Stored records
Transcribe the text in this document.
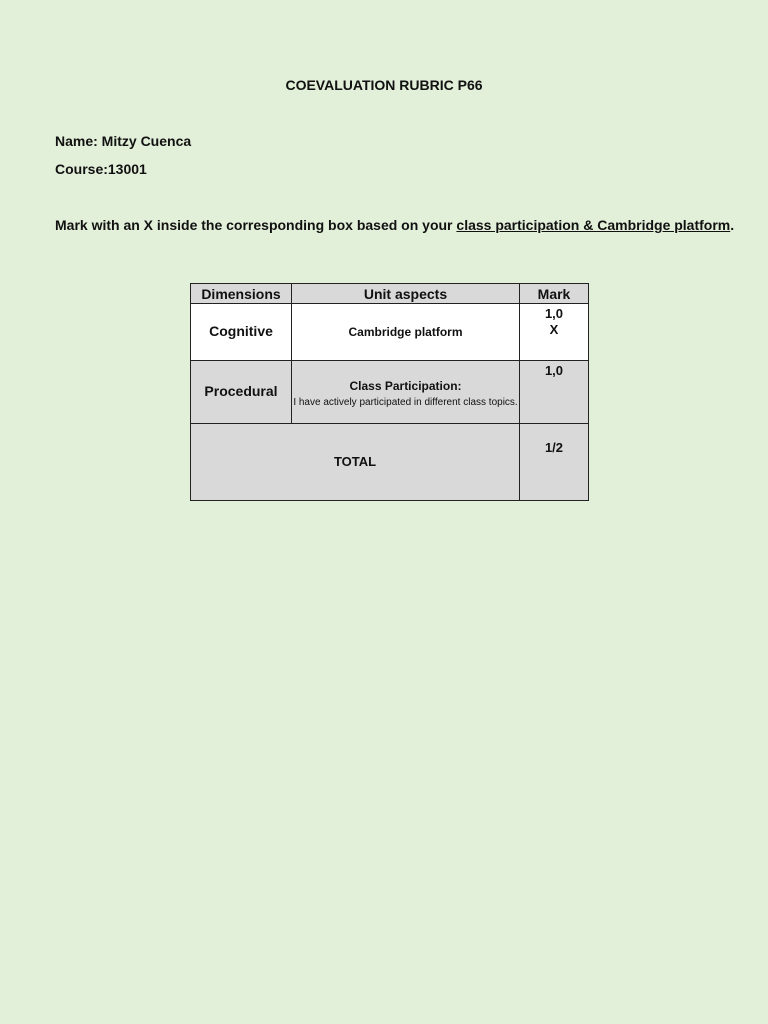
COEVALUATION RUBRIC P66
Name: Mitzy Cuenca
Course:13001
Mark with an X inside the corresponding box based on your class participation & Cambridge platform.
Dimensions	Unit aspects	Mark
Cognitive	Cambridge platform	1,0
X

Procedural	Class Participation:
I have actively participated in different class topics.	1,0

TOTAL		1/2
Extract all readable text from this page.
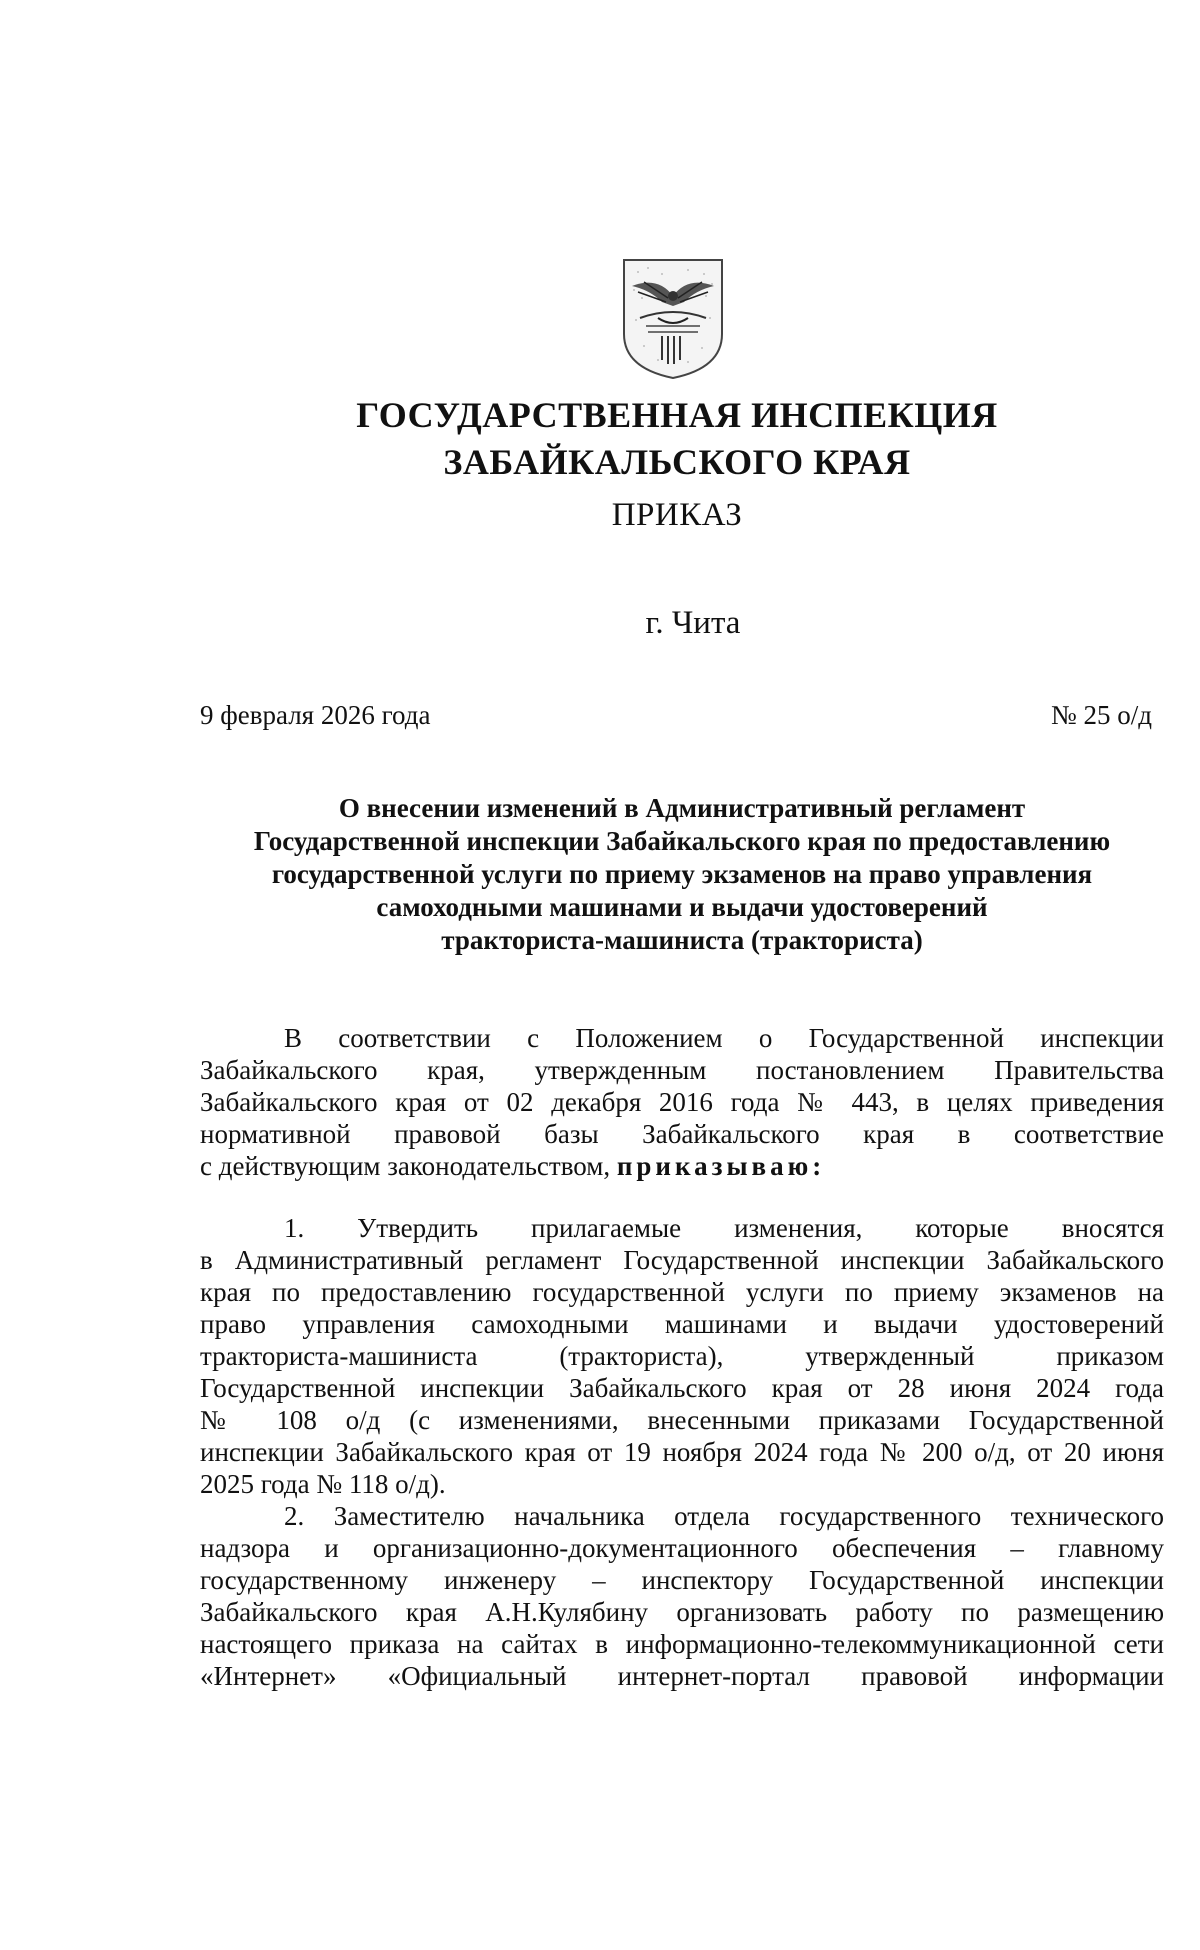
ГОСУДАРСТВЕННАЯ ИНСПЕКЦИЯ
ЗАБАЙКАЛЬСКОГО КРАЯ
ПРИКАЗ
г. Чита
9 февраля 2026 года	№ 25 о/д
О внесении изменений в Административный регламент
Государственной инспекции Забайкальского края по предоставлению
государственной услуги по приему экзаменов на право управления
самоходными машинами и выдачи удостоверений
тракториста-машиниста (тракториста)
В соответствии с Положением о Государственной инспекции
Забайкальского края, утвержденным постановлением Правительства
Забайкальского края от 02 декабря 2016 года № 443, в целях приведения
нормативной правовой базы Забайкальского края в соответствие
с действующим законодательством, приказываю:
1. Утвердить прилагаемые изменения, которые вносятся
в Административный регламент Государственной инспекции Забайкальского
края по предоставлению государственной услуги по приему экзаменов на
право управления самоходными машинами и выдачи удостоверений
тракториста-машиниста (тракториста), утвержденный приказом
Государственной инспекции Забайкальского края от 28 июня 2024 года
№ 108 о/д (с изменениями, внесенными приказами Государственной
инспекции Забайкальского края от 19 ноября 2024 года № 200 о/д, от 20 июня
2025 года № 118 о/д).
2. Заместителю начальника отдела государственного технического
надзора и организационно-документационного обеспечения – главному
государственному инженеру – инспектору Государственной инспекции
Забайкальского края А.Н.Кулябину организовать работу по размещению
настоящего приказа на сайтах в информационно-телекоммуникационной сети
«Интернет» «Официальный интернет-портал правовой информации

REQUEST:
All entries must be written out again exactly as given, with no pictures in the copy.

WORKED ANSWER:
Transcribe the text in this document.
COEVALUATION RUBRIC P66
Name: Mitzy Cuenca
Course:13001
Mark with an X inside the corresponding box based on your class participation & Cambridge platform.
Dimensions	Unit aspects	Mark
Cognitive	Cambridge platform	1,0
X

Procedural	Class Participation:
I have actively participated in different class topics.	1,0

TOTAL		1/2
Extract all readable text from this page.
ГОСУДАРСТВЕННАЯ ИНСПЕКЦИЯ
ЗАБАЙКАЛЬСКОГО КРАЯ
ПРИКАЗ
г. Чита
9 февраля 2026 года	№ 25 о/д
О внесении изменений в Административный регламент
Государственной инспекции Забайкальского края по предоставлению
государственной услуги по приему экзаменов на право управления
самоходными машинами и выдачи удостоверений
тракториста-машиниста (тракториста)
В соответствии с Положением о Государственной инспекции
Забайкальского края, утвержденным постановлением Правительства
Забайкальского края от 02 декабря 2016 года № 443, в целях приведения
нормативной правовой базы Забайкальского края в соответствие
с действующим законодательством, приказываю:
1. Утвердить прилагаемые изменения, которые вносятся
в Административный регламент Государственной инспекции Забайкальского
края по предоставлению государственной услуги по приему экзаменов на
право управления самоходными машинами и выдачи удостоверений
тракториста-машиниста (тракториста), утвержденный приказом
Государственной инспекции Забайкальского края от 28 июня 2024 года
№ 108 о/д (с изменениями, внесенными приказами Государственной
инспекции Забайкальского края от 19 ноября 2024 года № 200 о/д, от 20 июня
2025 года № 118 о/д).
2. Заместителю начальника отдела государственного технического
надзора и организационно-документационного обеспечения – главному
государственному инженеру – инспектору Государственной инспекции
Забайкальского края А.Н.Кулябину организовать работу по размещению
настоящего приказа на сайтах в информационно-телекоммуникационной сети
«Интернет» «Официальный интернет-портал правовой информации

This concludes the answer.